Print out each entry below exactly, please.

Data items
__________________________________________________

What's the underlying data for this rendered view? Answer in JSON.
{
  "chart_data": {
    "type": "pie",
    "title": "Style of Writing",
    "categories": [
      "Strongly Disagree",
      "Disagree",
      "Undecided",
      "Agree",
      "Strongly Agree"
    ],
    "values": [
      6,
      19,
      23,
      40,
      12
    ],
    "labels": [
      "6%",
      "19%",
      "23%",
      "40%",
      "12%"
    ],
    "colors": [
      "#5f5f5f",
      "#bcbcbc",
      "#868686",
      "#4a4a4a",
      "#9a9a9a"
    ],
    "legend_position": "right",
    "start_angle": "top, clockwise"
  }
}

__________________________________________________

Exercise result
What's the underlying data for this rendered view? Answer in JSON.
{
  "chart_data": {
    "type": "pie",
    "title": "Style of Writing",
    "categories": [
      "Strongly Disagree",
      "Disagree",
      "Undecided",
      "Agree",
      "Strongly Agree"
    ],
    "values": [
      6,
      19,
      23,
      40,
      12
    ],
    "labels": [
      "6%",
      "19%",
      "23%",
      "40%",
      "12%"
    ],
    "colors": [
      "#5f5f5f",
      "#bcbcbc",
      "#868686",
      "#4a4a4a",
      "#9a9a9a"
    ],
    "legend_position": "right",
    "start_angle": "top, clockwise"
  }
}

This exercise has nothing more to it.